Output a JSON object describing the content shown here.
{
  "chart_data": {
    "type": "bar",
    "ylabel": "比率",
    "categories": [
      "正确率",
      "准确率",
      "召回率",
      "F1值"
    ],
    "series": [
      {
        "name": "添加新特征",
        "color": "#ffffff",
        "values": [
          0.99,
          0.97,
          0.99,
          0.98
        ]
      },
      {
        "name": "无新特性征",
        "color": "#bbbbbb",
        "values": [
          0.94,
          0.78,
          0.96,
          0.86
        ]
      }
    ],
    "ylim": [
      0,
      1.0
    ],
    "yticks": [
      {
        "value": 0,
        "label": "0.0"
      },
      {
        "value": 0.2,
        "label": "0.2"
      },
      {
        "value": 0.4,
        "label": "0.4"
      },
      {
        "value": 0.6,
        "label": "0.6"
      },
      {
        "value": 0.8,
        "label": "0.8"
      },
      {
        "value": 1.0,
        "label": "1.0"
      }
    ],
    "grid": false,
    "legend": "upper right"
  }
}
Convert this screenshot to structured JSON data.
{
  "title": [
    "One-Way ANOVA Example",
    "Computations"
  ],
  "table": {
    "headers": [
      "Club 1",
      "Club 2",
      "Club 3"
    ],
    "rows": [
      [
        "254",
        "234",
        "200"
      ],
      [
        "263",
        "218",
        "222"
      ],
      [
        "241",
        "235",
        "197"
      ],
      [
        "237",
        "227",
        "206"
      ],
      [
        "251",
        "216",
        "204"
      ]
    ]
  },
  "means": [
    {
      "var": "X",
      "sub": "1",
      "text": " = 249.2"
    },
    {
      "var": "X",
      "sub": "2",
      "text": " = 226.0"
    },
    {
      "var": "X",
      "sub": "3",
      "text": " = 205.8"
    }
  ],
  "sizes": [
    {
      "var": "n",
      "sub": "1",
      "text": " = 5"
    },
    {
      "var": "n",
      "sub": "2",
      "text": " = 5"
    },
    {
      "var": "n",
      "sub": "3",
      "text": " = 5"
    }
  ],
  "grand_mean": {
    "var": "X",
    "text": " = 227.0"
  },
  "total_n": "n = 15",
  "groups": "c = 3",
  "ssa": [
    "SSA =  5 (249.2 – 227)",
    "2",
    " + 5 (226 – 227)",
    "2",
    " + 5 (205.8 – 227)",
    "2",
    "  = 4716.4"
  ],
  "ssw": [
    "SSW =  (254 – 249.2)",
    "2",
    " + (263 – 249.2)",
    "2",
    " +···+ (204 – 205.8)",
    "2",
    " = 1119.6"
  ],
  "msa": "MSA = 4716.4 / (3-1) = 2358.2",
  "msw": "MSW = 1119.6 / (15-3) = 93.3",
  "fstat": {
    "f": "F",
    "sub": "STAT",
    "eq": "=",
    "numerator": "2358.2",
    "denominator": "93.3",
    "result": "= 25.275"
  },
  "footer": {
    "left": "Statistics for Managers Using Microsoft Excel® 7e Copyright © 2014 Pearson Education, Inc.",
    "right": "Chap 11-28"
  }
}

EXERCISE DETAILS:
Copy out the full listing exactly.

RESPONSE TO THIS TASK:
Output a JSON object describing the content shown here.
{
  "chart_data": {
    "type": "bar",
    "ylabel": "比率",
    "categories": [
      "正确率",
      "准确率",
      "召回率",
      "F1值"
    ],
    "series": [
      {
        "name": "添加新特征",
        "color": "#ffffff",
        "values": [
          0.99,
          0.97,
          0.99,
          0.98
        ]
      },
      {
        "name": "无新特性征",
        "color": "#bbbbbb",
        "values": [
          0.94,
          0.78,
          0.96,
          0.86
        ]
      }
    ],
    "ylim": [
      0,
      1.0
    ],
    "yticks": [
      {
        "value": 0,
        "label": "0.0"
      },
      {
        "value": 0.2,
        "label": "0.2"
      },
      {
        "value": 0.4,
        "label": "0.4"
      },
      {
        "value": 0.6,
        "label": "0.6"
      },
      {
        "value": 0.8,
        "label": "0.8"
      },
      {
        "value": 1.0,
        "label": "1.0"
      }
    ],
    "grid": false,
    "legend": "upper right"
  }
}
Convert this screenshot to structured JSON data.
{
  "title": [
    "One-Way ANOVA Example",
    "Computations"
  ],
  "table": {
    "headers": [
      "Club 1",
      "Club 2",
      "Club 3"
    ],
    "rows": [
      [
        "254",
        "234",
        "200"
      ],
      [
        "263",
        "218",
        "222"
      ],
      [
        "241",
        "235",
        "197"
      ],
      [
        "237",
        "227",
        "206"
      ],
      [
        "251",
        "216",
        "204"
      ]
    ]
  },
  "means": [
    {
      "var": "X",
      "sub": "1",
      "text": " = 249.2"
    },
    {
      "var": "X",
      "sub": "2",
      "text": " = 226.0"
    },
    {
      "var": "X",
      "sub": "3",
      "text": " = 205.8"
    }
  ],
  "sizes": [
    {
      "var": "n",
      "sub": "1",
      "text": " = 5"
    },
    {
      "var": "n",
      "sub": "2",
      "text": " = 5"
    },
    {
      "var": "n",
      "sub": "3",
      "text": " = 5"
    }
  ],
  "grand_mean": {
    "var": "X",
    "text": " = 227.0"
  },
  "total_n": "n = 15",
  "groups": "c = 3",
  "ssa": [
    "SSA =  5 (249.2 – 227)",
    "2",
    " + 5 (226 – 227)",
    "2",
    " + 5 (205.8 – 227)",
    "2",
    "  = 4716.4"
  ],
  "ssw": [
    "SSW =  (254 – 249.2)",
    "2",
    " + (263 – 249.2)",
    "2",
    " +···+ (204 – 205.8)",
    "2",
    " = 1119.6"
  ],
  "msa": "MSA = 4716.4 / (3-1) = 2358.2",
  "msw": "MSW = 1119.6 / (15-3) = 93.3",
  "fstat": {
    "f": "F",
    "sub": "STAT",
    "eq": "=",
    "numerator": "2358.2",
    "denominator": "93.3",
    "result": "= 25.275"
  },
  "footer": {
    "left": "Statistics for Managers Using Microsoft Excel® 7e Copyright © 2014 Pearson Education, Inc.",
    "right": "Chap 11-28"
  }
}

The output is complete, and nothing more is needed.